== What the exercise asks ==
Copy every line with the string "Əmin" in it.

== Given entries ==

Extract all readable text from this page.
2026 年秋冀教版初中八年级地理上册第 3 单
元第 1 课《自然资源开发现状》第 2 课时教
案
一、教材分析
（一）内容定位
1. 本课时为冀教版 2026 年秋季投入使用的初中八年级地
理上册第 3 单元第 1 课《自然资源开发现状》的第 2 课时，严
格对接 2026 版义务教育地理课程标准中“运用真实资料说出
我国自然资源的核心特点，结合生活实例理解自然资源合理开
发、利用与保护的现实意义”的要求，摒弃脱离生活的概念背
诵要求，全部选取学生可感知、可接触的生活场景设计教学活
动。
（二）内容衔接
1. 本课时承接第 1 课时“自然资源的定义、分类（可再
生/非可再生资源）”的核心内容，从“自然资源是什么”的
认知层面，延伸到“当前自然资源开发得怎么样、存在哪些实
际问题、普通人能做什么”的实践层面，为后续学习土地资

* * *

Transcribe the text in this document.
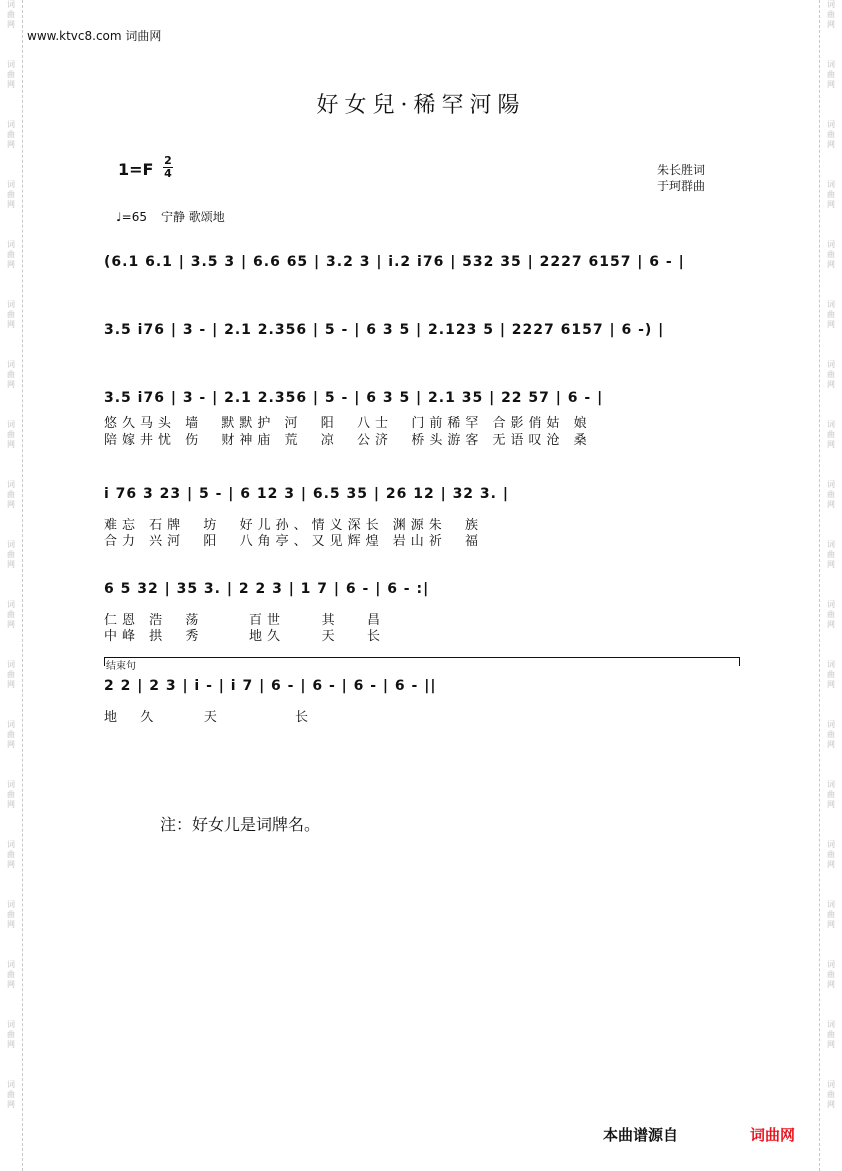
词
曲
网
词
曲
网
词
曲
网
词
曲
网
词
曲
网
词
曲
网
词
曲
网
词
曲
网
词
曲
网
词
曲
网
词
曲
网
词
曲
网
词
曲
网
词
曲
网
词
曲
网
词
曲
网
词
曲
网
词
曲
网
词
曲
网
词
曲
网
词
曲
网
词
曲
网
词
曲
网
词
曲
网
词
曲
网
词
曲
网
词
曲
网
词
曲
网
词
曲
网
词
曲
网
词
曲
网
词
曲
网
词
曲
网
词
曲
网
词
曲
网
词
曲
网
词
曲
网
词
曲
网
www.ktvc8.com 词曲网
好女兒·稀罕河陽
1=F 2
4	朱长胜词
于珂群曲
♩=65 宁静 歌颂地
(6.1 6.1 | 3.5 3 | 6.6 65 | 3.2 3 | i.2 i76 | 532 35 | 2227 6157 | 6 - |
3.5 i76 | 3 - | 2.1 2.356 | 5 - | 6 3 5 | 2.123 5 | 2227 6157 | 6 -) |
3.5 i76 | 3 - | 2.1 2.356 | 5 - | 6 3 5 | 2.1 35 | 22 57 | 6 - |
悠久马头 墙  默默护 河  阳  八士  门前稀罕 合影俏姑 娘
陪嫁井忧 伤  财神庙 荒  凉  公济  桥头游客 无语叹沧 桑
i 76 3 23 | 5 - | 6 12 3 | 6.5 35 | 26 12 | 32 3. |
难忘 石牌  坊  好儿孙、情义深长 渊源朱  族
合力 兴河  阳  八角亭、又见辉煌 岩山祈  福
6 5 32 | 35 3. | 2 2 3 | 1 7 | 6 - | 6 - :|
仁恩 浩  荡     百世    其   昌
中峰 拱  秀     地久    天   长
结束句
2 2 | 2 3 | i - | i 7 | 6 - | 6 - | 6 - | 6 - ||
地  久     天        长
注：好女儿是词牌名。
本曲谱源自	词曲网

...

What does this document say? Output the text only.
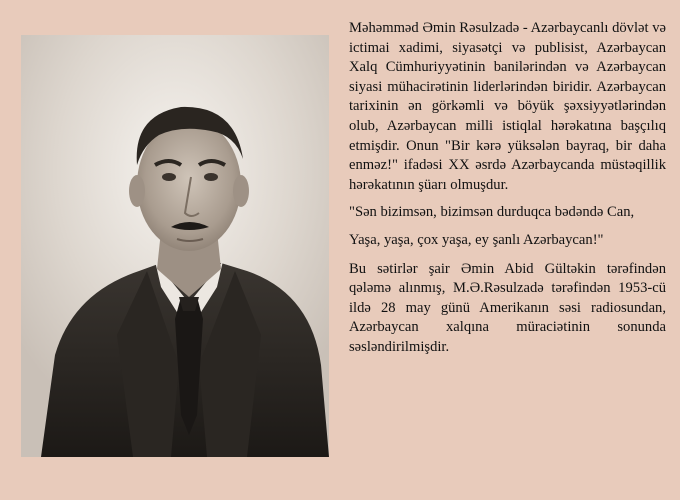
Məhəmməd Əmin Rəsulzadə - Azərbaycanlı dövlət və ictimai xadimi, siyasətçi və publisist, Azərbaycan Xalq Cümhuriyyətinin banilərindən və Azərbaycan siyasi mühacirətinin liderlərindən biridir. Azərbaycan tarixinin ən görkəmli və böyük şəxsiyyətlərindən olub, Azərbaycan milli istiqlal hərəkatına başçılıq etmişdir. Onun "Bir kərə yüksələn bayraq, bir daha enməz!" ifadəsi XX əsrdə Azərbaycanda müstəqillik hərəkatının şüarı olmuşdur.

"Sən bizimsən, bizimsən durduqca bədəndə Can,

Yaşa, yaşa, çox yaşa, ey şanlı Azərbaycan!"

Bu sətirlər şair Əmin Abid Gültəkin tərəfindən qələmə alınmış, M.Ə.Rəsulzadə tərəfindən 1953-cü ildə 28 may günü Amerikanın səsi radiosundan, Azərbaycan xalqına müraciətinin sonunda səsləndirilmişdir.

== Solution to the problem ==
Məhəmməd Əmin Rəsulzadə - Azərbaycanlı dövlət və ictimai xadimi, siyasətçi və publisist, Azərbaycan Xalq Cümhuriyyətinin banilərindən və Azərbaycan siyasi mühacirətinin liderlərindən biridir. Azərbaycan tarixinin ən görkəmli və böyük şəxsiyyətlərindən olub, Azərbaycan milli istiqlal hərəkatına başçılıq etmişdir. Onun "Bir kərə yüksələn bayraq, bir daha enməz!" ifadəsi XX əsrdə Azərbaycanda müstəqillik hərəkatının şüarı olmuşdur.
Bu sətirlər şair Əmin Abid Gültəkin tərəfindən qələmə alınmış, M.Ə.Rəsulzadə tərəfindən 1953-cü ildə 28 may günü Amerikanın səsi radiosundan, Azərbaycan xalqına müraciətinin sonunda səsləndirilmişdir.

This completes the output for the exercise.